Exact copies of all the entries are needed.

*** Opening Dataset content ***

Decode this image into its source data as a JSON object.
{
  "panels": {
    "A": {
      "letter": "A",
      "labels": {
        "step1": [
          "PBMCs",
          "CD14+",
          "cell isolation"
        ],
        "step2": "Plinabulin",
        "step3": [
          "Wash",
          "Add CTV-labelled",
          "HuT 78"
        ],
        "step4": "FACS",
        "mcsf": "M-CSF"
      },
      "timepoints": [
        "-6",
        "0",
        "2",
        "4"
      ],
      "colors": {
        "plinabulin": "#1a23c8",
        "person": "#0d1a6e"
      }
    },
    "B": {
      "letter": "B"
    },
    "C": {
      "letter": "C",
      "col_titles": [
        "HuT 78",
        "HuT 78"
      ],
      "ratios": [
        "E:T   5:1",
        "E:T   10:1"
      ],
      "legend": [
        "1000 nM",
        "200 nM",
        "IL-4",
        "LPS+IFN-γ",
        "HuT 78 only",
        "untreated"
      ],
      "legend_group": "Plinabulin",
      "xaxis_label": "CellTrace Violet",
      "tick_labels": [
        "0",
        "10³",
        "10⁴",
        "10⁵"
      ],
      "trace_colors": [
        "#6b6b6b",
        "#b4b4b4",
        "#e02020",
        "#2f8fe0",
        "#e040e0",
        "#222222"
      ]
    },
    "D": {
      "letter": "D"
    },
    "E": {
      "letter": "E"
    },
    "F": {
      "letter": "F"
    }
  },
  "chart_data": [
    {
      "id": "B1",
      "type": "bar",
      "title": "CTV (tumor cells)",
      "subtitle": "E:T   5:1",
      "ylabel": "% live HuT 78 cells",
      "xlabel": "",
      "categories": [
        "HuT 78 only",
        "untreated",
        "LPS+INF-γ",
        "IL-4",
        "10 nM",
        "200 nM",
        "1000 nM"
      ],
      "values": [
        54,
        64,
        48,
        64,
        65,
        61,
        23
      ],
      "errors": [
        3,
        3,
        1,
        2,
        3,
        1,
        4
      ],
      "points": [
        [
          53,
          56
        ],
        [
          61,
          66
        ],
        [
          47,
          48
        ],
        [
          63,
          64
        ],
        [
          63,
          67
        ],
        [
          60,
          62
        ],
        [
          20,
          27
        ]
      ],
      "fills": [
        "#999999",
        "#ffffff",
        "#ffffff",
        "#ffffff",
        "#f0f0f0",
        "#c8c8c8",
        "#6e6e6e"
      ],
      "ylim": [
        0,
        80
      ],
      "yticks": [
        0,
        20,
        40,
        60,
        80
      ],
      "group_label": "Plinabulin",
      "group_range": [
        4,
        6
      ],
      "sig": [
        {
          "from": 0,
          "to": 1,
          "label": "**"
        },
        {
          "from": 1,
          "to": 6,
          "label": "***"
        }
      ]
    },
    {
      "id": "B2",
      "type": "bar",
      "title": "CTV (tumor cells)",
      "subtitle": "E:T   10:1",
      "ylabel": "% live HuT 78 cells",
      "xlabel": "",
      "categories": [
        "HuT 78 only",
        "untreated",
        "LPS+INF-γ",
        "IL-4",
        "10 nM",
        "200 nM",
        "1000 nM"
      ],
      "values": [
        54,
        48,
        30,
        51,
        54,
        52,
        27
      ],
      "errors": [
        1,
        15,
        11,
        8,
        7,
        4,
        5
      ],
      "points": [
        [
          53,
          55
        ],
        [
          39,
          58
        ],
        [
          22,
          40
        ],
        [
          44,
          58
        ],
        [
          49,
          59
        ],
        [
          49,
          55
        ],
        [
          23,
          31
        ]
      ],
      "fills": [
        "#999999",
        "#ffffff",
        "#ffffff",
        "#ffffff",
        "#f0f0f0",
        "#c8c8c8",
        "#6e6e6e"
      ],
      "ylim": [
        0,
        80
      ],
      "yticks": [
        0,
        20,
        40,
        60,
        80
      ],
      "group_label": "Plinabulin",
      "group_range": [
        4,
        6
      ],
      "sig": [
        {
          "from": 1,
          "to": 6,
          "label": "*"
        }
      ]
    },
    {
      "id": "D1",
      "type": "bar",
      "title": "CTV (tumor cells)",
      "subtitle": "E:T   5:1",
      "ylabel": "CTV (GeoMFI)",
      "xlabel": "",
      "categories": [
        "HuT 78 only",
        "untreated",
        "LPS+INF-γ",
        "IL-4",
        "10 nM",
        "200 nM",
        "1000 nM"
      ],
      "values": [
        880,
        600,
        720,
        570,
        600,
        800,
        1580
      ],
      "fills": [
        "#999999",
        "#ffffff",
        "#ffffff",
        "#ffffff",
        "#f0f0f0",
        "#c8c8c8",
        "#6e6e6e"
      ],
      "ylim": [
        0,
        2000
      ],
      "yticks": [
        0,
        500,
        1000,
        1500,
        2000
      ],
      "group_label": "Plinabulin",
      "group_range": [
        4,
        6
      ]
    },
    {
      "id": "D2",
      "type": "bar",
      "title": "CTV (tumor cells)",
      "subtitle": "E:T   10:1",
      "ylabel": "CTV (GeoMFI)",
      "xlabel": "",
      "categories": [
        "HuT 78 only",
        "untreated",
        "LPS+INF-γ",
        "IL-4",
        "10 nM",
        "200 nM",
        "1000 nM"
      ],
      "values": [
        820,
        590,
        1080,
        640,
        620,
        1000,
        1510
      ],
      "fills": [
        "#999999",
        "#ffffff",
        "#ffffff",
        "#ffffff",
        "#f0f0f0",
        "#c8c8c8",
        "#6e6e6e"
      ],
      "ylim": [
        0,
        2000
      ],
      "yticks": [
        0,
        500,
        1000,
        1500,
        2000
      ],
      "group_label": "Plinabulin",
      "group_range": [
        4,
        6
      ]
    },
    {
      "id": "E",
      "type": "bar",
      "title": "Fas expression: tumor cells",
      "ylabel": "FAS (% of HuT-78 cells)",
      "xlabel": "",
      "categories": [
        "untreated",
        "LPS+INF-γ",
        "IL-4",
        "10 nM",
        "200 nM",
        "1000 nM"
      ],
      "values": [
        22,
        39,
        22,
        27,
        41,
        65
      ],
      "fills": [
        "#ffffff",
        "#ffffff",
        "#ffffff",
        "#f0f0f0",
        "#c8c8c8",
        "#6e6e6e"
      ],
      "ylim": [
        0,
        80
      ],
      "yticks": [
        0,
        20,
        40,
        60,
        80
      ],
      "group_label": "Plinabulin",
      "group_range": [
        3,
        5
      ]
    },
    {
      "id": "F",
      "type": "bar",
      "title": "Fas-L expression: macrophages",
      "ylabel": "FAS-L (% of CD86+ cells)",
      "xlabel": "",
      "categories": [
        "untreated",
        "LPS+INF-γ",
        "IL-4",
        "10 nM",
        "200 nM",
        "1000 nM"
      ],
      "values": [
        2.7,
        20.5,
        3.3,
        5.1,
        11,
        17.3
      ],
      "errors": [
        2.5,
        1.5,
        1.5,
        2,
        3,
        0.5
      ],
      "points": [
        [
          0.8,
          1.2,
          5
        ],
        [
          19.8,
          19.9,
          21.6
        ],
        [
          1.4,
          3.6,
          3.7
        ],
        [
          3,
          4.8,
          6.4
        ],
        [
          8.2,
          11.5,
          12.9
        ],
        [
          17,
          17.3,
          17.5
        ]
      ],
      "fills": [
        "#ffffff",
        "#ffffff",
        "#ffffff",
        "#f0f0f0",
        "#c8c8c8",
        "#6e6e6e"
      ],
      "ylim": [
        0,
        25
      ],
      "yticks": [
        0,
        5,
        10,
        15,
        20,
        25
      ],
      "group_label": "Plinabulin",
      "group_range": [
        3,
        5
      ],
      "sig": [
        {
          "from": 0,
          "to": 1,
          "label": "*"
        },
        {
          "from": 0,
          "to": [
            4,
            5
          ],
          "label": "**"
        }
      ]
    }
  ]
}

*** Closing Dataset content ***

#### Task answer
Decode this image into its source data as a JSON object.
{
  "panels": {
    "A": {
      "letter": "A",
      "labels": {
        "step1": [
          "PBMCs",
          "CD14+",
          "cell isolation"
        ],
        "step2": "Plinabulin",
        "step3": [
          "Wash",
          "Add CTV-labelled",
          "HuT 78"
        ],
        "step4": "FACS",
        "mcsf": "M-CSF"
      },
      "timepoints": [
        "-6",
        "0",
        "2",
        "4"
      ],
      "colors": {
        "plinabulin": "#1a23c8",
        "person": "#0d1a6e"
      }
    },
    "B": {
      "letter": "B"
    },
    "C": {
      "letter": "C",
      "col_titles": [
        "HuT 78",
        "HuT 78"
      ],
      "ratios": [
        "E:T   5:1",
        "E:T   10:1"
      ],
      "legend": [
        "1000 nM",
        "200 nM",
        "IL-4",
        "LPS+IFN-γ",
        "HuT 78 only",
        "untreated"
      ],
      "legend_group": "Plinabulin",
      "xaxis_label": "CellTrace Violet",
      "tick_labels": [
        "0",
        "10³",
        "10⁴",
        "10⁵"
      ],
      "trace_colors": [
        "#6b6b6b",
        "#b4b4b4",
        "#e02020",
        "#2f8fe0",
        "#e040e0",
        "#222222"
      ]
    },
    "D": {
      "letter": "D"
    },
    "E": {
      "letter": "E"
    },
    "F": {
      "letter": "F"
    }
  },
  "chart_data": [
    {
      "id": "B1",
      "type": "bar",
      "title": "CTV (tumor cells)",
      "subtitle": "E:T   5:1",
      "ylabel": "% live HuT 78 cells",
      "xlabel": "",
      "categories": [
        "HuT 78 only",
        "untreated",
        "LPS+INF-γ",
        "IL-4",
        "10 nM",
        "200 nM",
        "1000 nM"
      ],
      "values": [
        54,
        64,
        48,
        64,
        65,
        61,
        23
      ],
      "errors": [
        3,
        3,
        1,
        2,
        3,
        1,
        4
      ],
      "points": [
        [
          53,
          56
        ],
        [
          61,
          66
        ],
        [
          47,
          48
        ],
        [
          63,
          64
        ],
        [
          63,
          67
        ],
        [
          60,
          62
        ],
        [
          20,
          27
        ]
      ],
      "fills": [
        "#999999",
        "#ffffff",
        "#ffffff",
        "#ffffff",
        "#f0f0f0",
        "#c8c8c8",
        "#6e6e6e"
      ],
      "ylim": [
        0,
        80
      ],
      "yticks": [
        0,
        20,
        40,
        60,
        80
      ],
      "group_label": "Plinabulin",
      "group_range": [
        4,
        6
      ],
      "sig": [
        {
          "from": 0,
          "to": 1,
          "label": "**"
        },
        {
          "from": 1,
          "to": 6,
          "label": "***"
        }
      ]
    },
    {
      "id": "B2",
      "type": "bar",
      "title": "CTV (tumor cells)",
      "subtitle": "E:T   10:1",
      "ylabel": "% live HuT 78 cells",
      "xlabel": "",
      "categories": [
        "HuT 78 only",
        "untreated",
        "LPS+INF-γ",
        "IL-4",
        "10 nM",
        "200 nM",
        "1000 nM"
      ],
      "values": [
        54,
        48,
        30,
        51,
        54,
        52,
        27
      ],
      "errors": [
        1,
        15,
        11,
        8,
        7,
        4,
        5
      ],
      "points": [
        [
          53,
          55
        ],
        [
          39,
          58
        ],
        [
          22,
          40
        ],
        [
          44,
          58
        ],
        [
          49,
          59
        ],
        [
          49,
          55
        ],
        [
          23,
          31
        ]
      ],
      "fills": [
        "#999999",
        "#ffffff",
        "#ffffff",
        "#ffffff",
        "#f0f0f0",
        "#c8c8c8",
        "#6e6e6e"
      ],
      "ylim": [
        0,
        80
      ],
      "yticks": [
        0,
        20,
        40,
        60,
        80
      ],
      "group_label": "Plinabulin",
      "group_range": [
        4,
        6
      ],
      "sig": [
        {
          "from": 1,
          "to": 6,
          "label": "*"
        }
      ]
    },
    {
      "id": "D1",
      "type": "bar",
      "title": "CTV (tumor cells)",
      "subtitle": "E:T   5:1",
      "ylabel": "CTV (GeoMFI)",
      "xlabel": "",
      "categories": [
        "HuT 78 only",
        "untreated",
        "LPS+INF-γ",
        "IL-4",
        "10 nM",
        "200 nM",
        "1000 nM"
      ],
      "values": [
        880,
        600,
        720,
        570,
        600,
        800,
        1580
      ],
      "fills": [
        "#999999",
        "#ffffff",
        "#ffffff",
        "#ffffff",
        "#f0f0f0",
        "#c8c8c8",
        "#6e6e6e"
      ],
      "ylim": [
        0,
        2000
      ],
      "yticks": [
        0,
        500,
        1000,
        1500,
        2000
      ],
      "group_label": "Plinabulin",
      "group_range": [
        4,
        6
      ]
    },
    {
      "id": "D2",
      "type": "bar",
      "title": "CTV (tumor cells)",
      "subtitle": "E:T   10:1",
      "ylabel": "CTV (GeoMFI)",
      "xlabel": "",
      "categories": [
        "HuT 78 only",
        "untreated",
        "LPS+INF-γ",
        "IL-4",
        "10 nM",
        "200 nM",
        "1000 nM"
      ],
      "values": [
        820,
        590,
        1080,
        640,
        620,
        1000,
        1510
      ],
      "fills": [
        "#999999",
        "#ffffff",
        "#ffffff",
        "#ffffff",
        "#f0f0f0",
        "#c8c8c8",
        "#6e6e6e"
      ],
      "ylim": [
        0,
        2000
      ],
      "yticks": [
        0,
        500,
        1000,
        1500,
        2000
      ],
      "group_label": "Plinabulin",
      "group_range": [
        4,
        6
      ]
    },
    {
      "id": "E",
      "type": "bar",
      "title": "Fas expression: tumor cells",
      "ylabel": "FAS (% of HuT-78 cells)",
      "xlabel": "",
      "categories": [
        "untreated",
        "LPS+INF-γ",
        "IL-4",
        "10 nM",
        "200 nM",
        "1000 nM"
      ],
      "values": [
        22,
        39,
        22,
        27,
        41,
        65
      ],
      "fills": [
        "#ffffff",
        "#ffffff",
        "#ffffff",
        "#f0f0f0",
        "#c8c8c8",
        "#6e6e6e"
      ],
      "ylim": [
        0,
        80
      ],
      "yticks": [
        0,
        20,
        40,
        60,
        80
      ],
      "group_label": "Plinabulin",
      "group_range": [
        3,
        5
      ]
    },
    {
      "id": "F",
      "type": "bar",
      "title": "Fas-L expression: macrophages",
      "ylabel": "FAS-L (% of CD86+ cells)",
      "xlabel": "",
      "categories": [
        "untreated",
        "LPS+INF-γ",
        "IL-4",
        "10 nM",
        "200 nM",
        "1000 nM"
      ],
      "values": [
        2.7,
        20.5,
        3.3,
        5.1,
        11,
        17.3
      ],
      "errors": [
        2.5,
        1.5,
        1.5,
        2,
        3,
        0.5
      ],
      "points": [
        [
          0.8,
          1.2,
          5
        ],
        [
          19.8,
          19.9,
          21.6
        ],
        [
          1.4,
          3.6,
          3.7
        ],
        [
          3,
          4.8,
          6.4
        ],
        [
          8.2,
          11.5,
          12.9
        ],
        [
          17,
          17.3,
          17.5
        ]
      ],
      "fills": [
        "#ffffff",
        "#ffffff",
        "#ffffff",
        "#f0f0f0",
        "#c8c8c8",
        "#6e6e6e"
      ],
      "ylim": [
        0,
        25
      ],
      "yticks": [
        0,
        5,
        10,
        15,
        20,
        25
      ],
      "group_label": "Plinabulin",
      "group_range": [
        3,
        5
      ],
      "sig": [
        {
          "from": 0,
          "to": 1,
          "label": "*"
        },
        {
          "from": 0,
          "to": [
            4,
            5
          ],
          "label": "**"
        }
      ]
    }
  ]
}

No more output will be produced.